| Dataset items |
::::::::
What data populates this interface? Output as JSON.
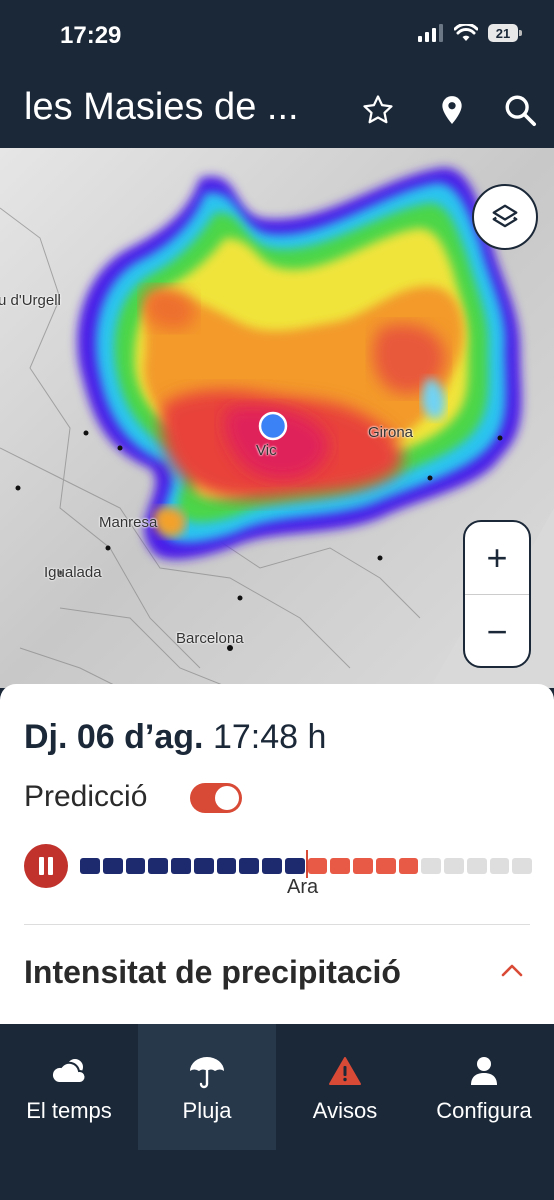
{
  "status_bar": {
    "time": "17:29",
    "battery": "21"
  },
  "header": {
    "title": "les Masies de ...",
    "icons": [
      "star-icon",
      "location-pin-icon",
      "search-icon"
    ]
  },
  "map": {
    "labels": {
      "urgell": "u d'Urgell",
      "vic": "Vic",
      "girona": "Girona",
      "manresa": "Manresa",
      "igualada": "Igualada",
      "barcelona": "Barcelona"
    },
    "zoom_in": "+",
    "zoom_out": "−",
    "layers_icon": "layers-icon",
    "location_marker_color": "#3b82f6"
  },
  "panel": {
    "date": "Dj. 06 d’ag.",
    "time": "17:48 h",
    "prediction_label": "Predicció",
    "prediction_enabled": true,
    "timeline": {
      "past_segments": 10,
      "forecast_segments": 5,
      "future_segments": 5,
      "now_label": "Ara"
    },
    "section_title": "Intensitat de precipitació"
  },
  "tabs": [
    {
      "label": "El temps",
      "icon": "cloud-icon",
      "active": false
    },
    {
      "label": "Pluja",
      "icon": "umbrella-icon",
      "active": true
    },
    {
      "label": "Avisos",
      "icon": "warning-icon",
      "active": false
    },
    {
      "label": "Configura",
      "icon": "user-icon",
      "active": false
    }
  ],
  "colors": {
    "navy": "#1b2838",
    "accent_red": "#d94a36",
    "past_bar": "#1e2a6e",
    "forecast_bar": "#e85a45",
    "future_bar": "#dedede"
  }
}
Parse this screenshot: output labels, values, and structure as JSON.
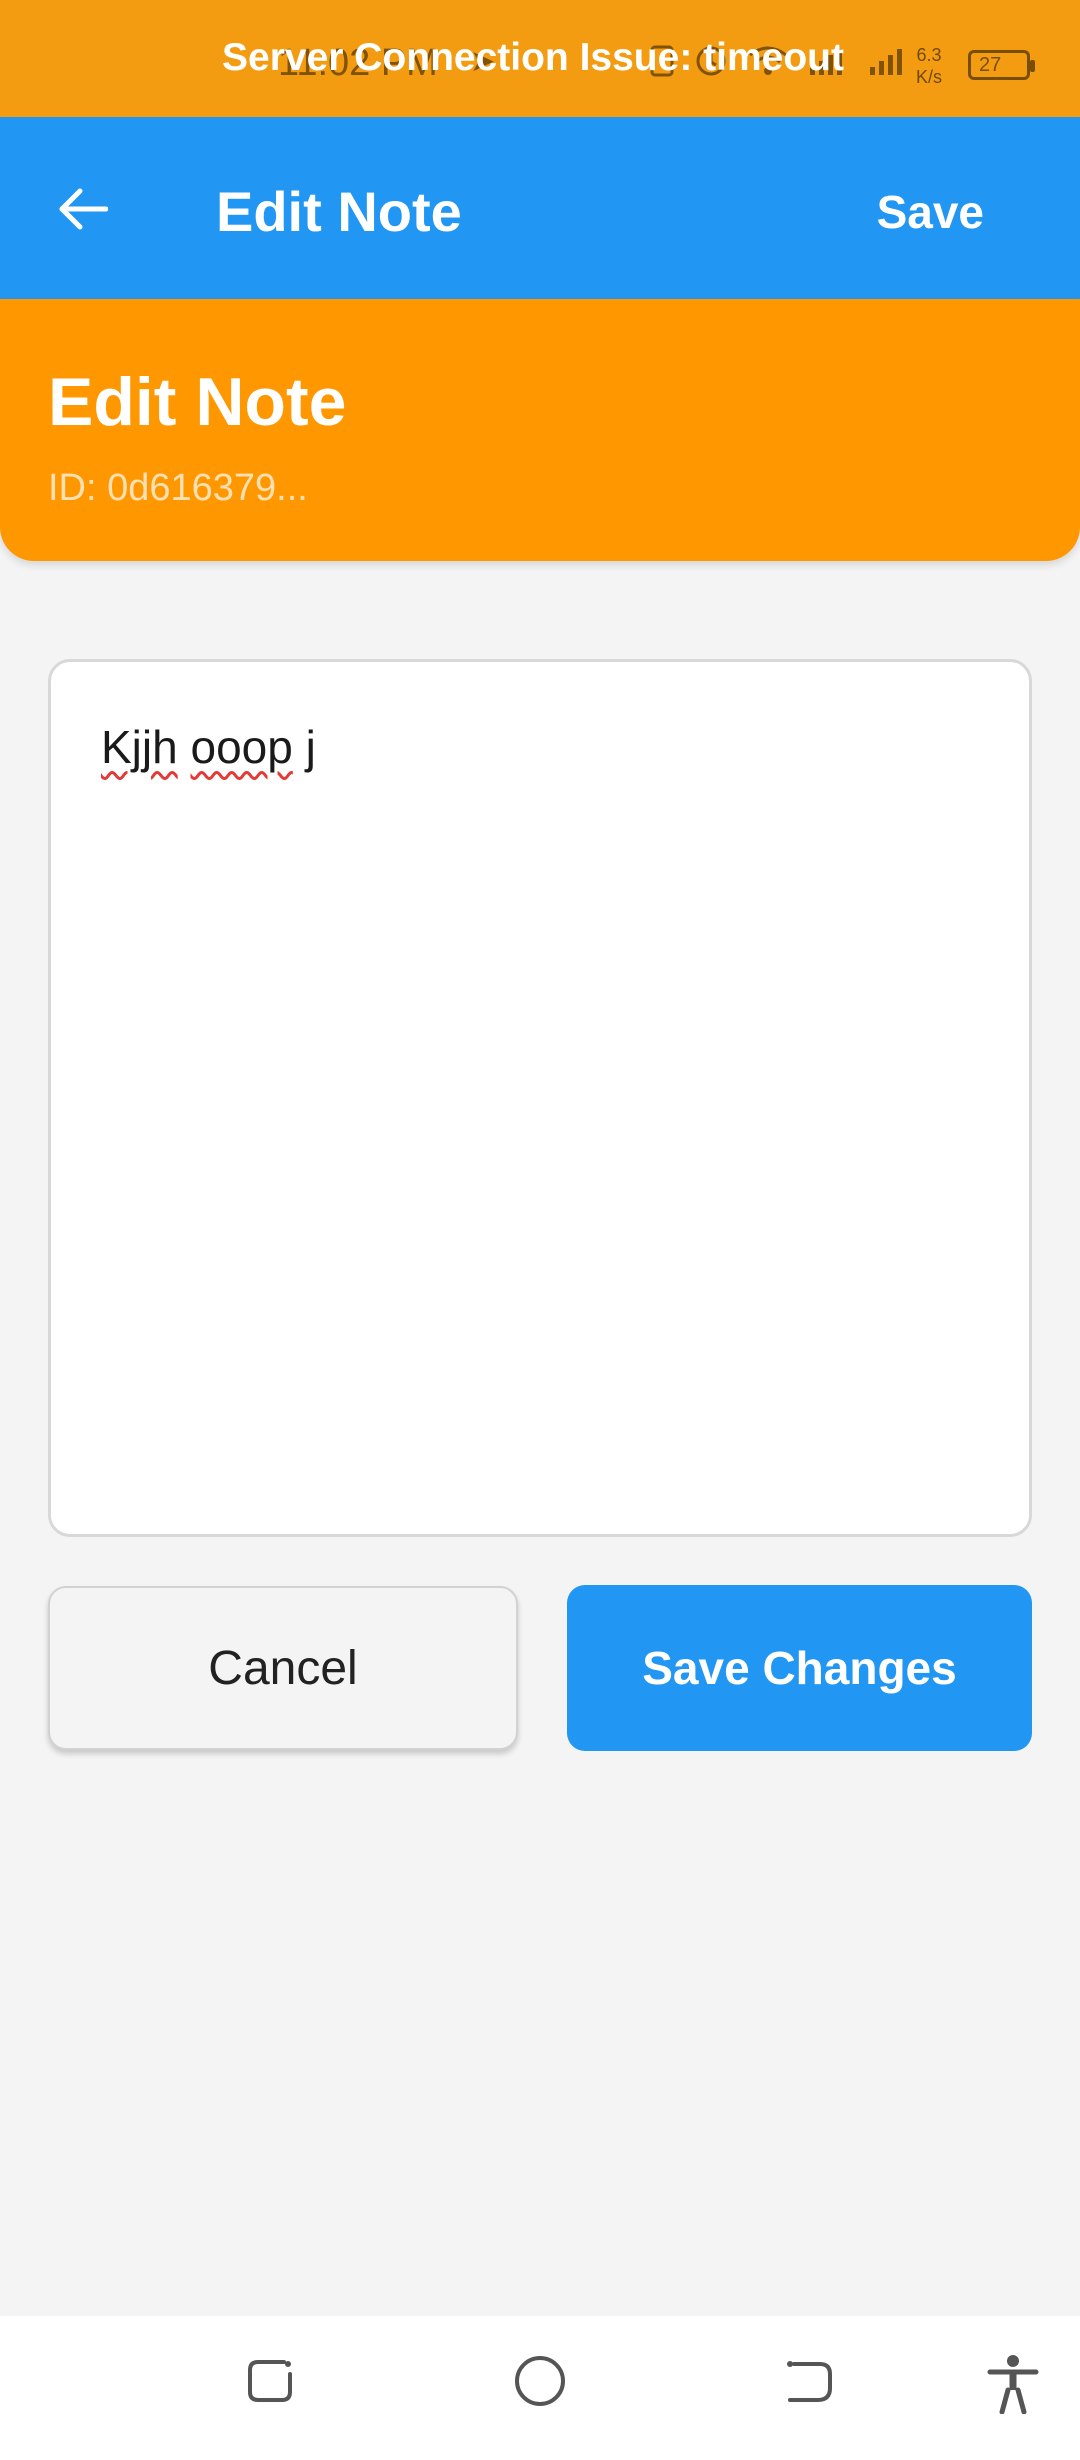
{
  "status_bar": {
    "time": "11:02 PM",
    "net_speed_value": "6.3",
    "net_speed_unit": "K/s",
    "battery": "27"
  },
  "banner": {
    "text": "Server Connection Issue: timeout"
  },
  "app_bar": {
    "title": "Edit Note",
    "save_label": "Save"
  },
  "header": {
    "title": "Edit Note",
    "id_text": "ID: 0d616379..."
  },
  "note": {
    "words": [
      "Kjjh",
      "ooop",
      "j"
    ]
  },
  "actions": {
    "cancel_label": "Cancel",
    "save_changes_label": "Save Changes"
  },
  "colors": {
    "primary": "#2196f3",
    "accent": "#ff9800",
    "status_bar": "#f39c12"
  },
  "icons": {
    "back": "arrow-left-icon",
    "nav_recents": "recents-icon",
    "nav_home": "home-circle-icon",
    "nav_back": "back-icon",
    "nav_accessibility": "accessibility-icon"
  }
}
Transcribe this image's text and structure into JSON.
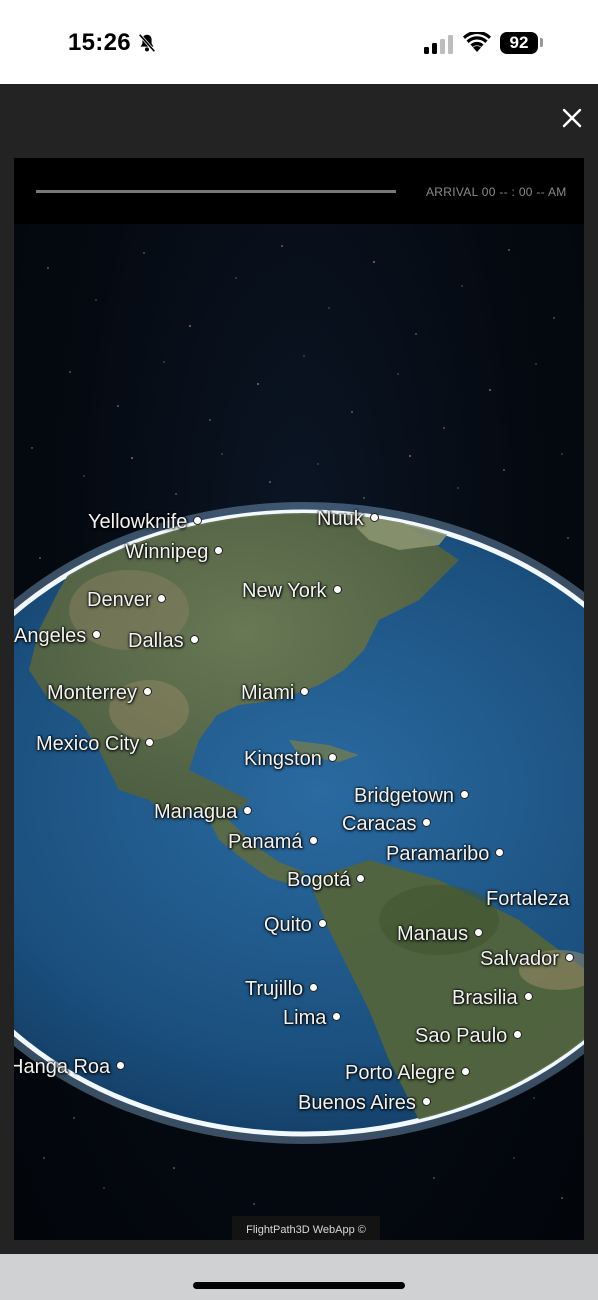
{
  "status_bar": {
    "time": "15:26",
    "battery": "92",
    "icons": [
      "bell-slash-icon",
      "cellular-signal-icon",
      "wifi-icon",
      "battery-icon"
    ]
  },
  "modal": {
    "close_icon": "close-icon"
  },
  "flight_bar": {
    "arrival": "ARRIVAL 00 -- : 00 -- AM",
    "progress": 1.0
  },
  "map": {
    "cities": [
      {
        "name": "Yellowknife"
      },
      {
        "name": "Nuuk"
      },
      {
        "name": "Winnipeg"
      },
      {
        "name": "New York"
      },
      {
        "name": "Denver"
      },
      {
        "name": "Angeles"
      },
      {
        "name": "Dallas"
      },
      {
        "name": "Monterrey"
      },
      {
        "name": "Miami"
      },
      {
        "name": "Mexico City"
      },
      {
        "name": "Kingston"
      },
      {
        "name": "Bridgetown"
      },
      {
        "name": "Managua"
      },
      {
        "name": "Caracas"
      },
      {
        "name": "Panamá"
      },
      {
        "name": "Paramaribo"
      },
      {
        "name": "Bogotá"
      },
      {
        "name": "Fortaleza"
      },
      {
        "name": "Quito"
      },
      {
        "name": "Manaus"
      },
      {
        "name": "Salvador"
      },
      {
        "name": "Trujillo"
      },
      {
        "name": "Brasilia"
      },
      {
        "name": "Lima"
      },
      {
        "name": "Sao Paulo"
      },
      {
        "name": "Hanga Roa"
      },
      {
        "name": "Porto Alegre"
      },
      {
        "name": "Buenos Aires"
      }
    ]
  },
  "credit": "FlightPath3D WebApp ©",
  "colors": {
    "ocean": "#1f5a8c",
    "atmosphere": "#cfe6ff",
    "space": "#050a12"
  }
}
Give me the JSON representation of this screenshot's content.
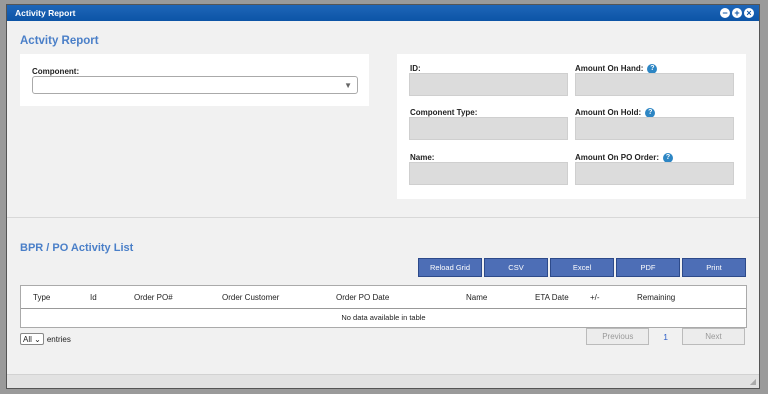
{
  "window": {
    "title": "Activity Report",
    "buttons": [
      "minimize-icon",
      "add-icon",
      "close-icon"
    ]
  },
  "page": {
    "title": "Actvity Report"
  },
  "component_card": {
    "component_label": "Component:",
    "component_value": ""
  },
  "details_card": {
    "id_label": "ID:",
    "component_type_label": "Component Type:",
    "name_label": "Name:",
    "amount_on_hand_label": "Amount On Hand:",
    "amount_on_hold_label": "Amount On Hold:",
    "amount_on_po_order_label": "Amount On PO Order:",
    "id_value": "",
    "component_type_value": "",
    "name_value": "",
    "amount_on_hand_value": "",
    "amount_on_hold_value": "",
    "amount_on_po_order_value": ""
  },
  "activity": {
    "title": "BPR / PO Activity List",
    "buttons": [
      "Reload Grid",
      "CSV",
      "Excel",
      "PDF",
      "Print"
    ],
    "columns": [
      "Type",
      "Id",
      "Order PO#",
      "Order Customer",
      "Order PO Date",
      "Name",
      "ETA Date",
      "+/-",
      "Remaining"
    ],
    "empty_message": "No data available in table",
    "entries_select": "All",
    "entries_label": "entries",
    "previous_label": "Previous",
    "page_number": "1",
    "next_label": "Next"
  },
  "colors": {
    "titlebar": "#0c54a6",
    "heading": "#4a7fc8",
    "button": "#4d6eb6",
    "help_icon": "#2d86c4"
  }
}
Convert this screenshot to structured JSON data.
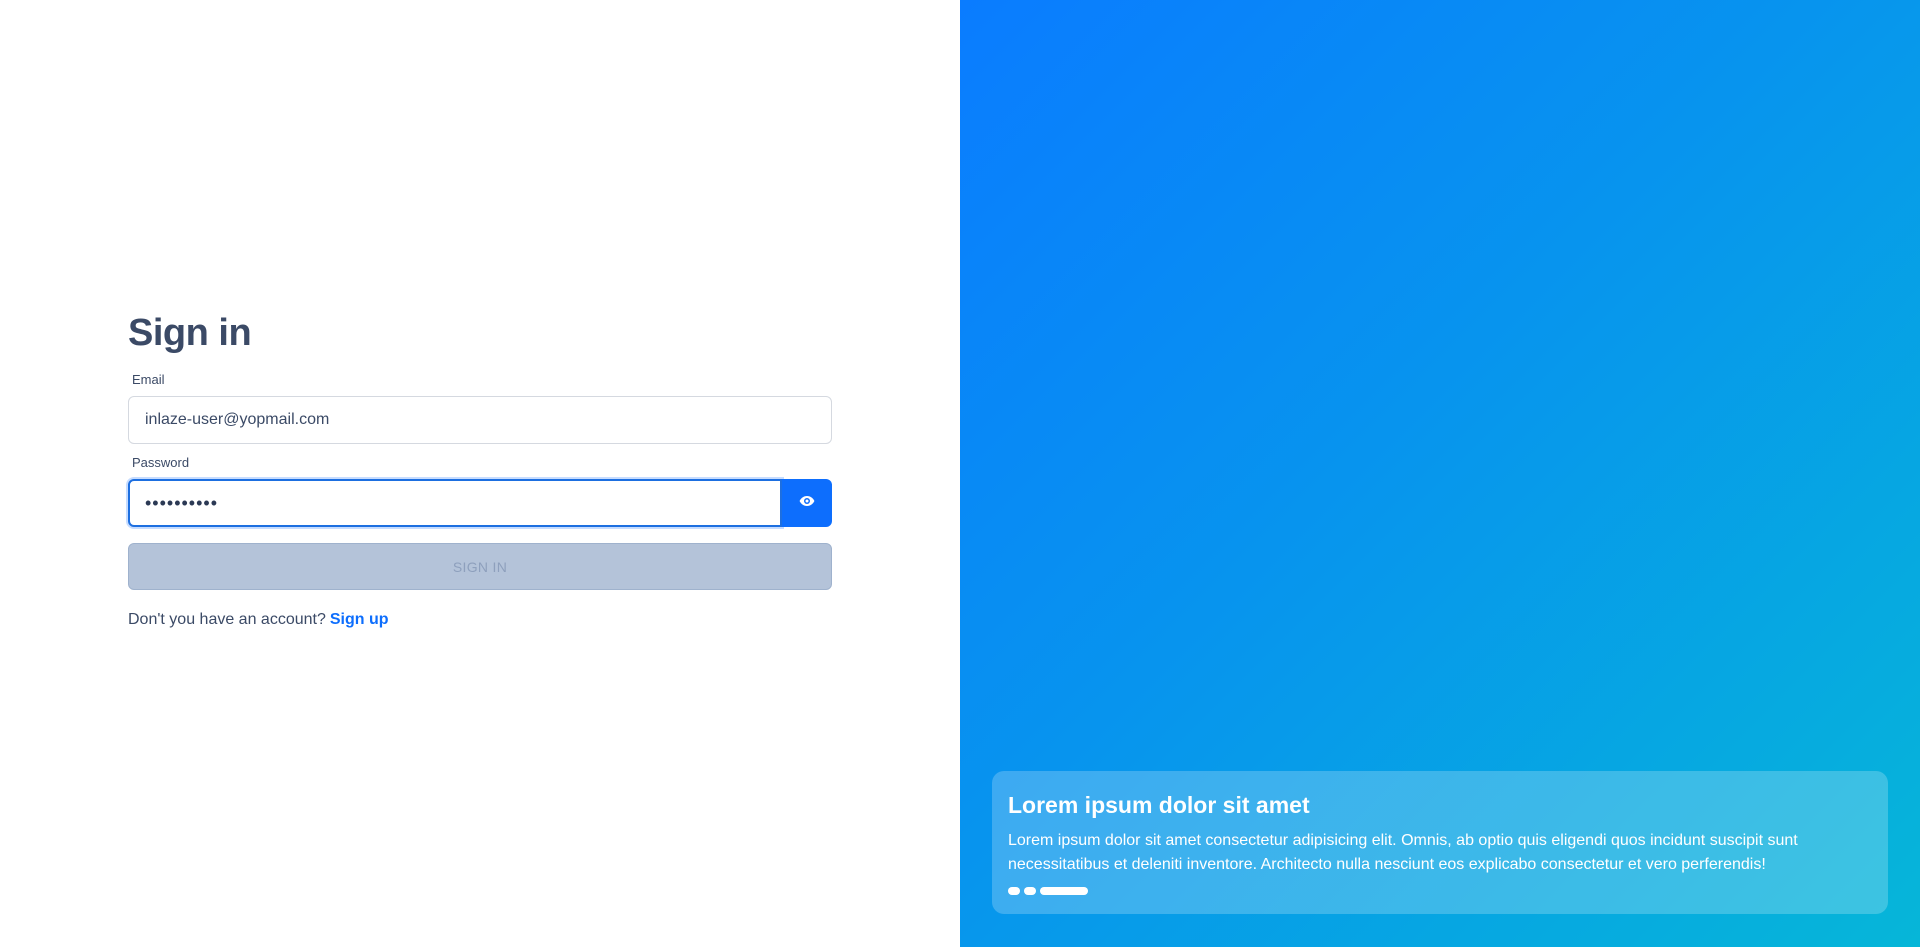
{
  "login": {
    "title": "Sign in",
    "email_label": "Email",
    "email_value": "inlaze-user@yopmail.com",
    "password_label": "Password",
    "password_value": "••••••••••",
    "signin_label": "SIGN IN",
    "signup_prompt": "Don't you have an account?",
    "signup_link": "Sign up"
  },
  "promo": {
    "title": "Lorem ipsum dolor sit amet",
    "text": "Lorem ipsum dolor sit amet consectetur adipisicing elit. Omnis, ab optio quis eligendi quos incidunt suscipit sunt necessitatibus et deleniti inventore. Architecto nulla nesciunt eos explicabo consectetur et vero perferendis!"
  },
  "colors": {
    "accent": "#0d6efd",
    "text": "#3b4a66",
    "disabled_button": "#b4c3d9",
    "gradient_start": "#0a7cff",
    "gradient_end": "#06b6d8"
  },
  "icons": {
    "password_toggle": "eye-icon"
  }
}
::::::::
| WHAT THE EXERCISE ASKS |
Among the entries above, identify all lines with "user" and copy them.

| ANSWER |
      "icon": "user-icon",
    "email_value": "inlaze-user@yopmail.com",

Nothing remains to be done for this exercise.